Exercise details
Extract each line containing the string "caption".

Data to process
========================

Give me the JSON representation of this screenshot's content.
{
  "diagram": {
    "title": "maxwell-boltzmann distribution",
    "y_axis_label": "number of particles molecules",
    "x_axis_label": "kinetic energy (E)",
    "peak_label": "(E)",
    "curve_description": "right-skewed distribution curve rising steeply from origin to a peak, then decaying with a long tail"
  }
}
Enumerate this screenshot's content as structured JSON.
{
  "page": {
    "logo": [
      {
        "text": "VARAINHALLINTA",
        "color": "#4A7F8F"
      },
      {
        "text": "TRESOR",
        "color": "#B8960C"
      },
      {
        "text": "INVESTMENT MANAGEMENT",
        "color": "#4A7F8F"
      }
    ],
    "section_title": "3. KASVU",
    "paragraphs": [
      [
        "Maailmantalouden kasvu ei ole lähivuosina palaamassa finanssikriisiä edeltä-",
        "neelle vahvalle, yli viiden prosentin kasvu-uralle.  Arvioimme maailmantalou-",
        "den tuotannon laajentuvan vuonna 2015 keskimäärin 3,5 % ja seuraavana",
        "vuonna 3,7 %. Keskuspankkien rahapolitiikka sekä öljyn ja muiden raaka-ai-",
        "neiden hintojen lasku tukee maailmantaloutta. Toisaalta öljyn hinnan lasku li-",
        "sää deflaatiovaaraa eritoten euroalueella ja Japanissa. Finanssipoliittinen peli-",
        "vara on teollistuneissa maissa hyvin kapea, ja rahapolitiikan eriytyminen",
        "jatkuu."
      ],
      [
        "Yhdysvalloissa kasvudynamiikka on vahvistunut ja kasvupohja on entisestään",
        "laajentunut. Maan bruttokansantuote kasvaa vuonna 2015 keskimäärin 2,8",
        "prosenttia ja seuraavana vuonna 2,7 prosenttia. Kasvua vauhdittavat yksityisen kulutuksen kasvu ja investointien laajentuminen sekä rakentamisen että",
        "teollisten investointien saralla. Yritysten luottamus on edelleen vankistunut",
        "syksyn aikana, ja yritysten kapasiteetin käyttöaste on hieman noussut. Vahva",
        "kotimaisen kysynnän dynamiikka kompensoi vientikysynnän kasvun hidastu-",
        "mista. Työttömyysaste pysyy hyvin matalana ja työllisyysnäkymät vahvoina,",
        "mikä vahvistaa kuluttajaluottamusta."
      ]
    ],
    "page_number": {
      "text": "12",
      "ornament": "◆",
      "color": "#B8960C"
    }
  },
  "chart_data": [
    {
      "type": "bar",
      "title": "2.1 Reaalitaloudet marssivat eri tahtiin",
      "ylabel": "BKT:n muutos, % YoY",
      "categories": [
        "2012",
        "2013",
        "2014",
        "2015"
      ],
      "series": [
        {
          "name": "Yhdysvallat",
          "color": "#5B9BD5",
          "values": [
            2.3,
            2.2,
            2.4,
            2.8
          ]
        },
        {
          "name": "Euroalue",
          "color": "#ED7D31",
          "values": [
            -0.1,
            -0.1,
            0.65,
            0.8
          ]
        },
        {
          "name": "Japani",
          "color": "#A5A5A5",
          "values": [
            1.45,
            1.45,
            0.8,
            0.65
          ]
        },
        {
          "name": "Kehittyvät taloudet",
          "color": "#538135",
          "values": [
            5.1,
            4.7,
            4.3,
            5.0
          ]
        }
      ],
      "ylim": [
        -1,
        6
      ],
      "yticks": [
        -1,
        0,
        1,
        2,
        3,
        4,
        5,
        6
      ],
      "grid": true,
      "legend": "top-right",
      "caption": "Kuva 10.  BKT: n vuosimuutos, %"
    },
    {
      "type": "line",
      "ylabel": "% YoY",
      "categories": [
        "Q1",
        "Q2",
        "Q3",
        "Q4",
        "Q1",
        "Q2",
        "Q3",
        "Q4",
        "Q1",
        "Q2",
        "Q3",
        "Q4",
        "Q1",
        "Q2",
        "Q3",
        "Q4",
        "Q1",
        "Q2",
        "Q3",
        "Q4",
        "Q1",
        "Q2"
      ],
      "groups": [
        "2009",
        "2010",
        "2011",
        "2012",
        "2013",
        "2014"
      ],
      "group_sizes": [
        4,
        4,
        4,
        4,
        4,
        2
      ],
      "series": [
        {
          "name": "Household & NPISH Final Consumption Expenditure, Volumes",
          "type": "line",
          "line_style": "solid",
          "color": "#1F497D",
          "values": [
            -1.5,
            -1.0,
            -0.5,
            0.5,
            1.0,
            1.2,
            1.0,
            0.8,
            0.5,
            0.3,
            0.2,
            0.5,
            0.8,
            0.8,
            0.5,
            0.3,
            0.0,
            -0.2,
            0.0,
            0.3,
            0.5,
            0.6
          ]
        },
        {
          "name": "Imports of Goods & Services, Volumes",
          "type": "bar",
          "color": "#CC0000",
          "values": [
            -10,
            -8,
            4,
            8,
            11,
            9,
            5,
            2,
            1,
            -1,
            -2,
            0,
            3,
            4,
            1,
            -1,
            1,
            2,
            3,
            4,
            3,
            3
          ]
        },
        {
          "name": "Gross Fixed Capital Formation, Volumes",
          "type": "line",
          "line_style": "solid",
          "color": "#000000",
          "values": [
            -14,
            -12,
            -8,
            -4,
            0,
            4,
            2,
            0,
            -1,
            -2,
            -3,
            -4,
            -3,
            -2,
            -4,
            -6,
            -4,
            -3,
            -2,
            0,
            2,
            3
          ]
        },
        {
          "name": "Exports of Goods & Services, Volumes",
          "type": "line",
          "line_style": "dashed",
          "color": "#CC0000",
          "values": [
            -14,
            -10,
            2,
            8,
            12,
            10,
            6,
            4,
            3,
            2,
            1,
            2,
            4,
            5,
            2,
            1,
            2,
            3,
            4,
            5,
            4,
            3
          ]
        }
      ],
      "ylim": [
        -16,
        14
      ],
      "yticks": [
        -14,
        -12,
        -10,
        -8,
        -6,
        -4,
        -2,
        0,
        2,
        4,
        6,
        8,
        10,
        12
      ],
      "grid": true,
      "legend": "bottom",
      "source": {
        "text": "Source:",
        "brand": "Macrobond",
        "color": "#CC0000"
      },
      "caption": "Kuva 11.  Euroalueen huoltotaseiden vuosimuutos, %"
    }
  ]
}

========================

Solution below
      "caption": "Kuva 10.  BKT: n vuosimuutos, %"
      "caption": "Kuva 11.  Euroalueen huoltotaseiden vuosimuutos, %"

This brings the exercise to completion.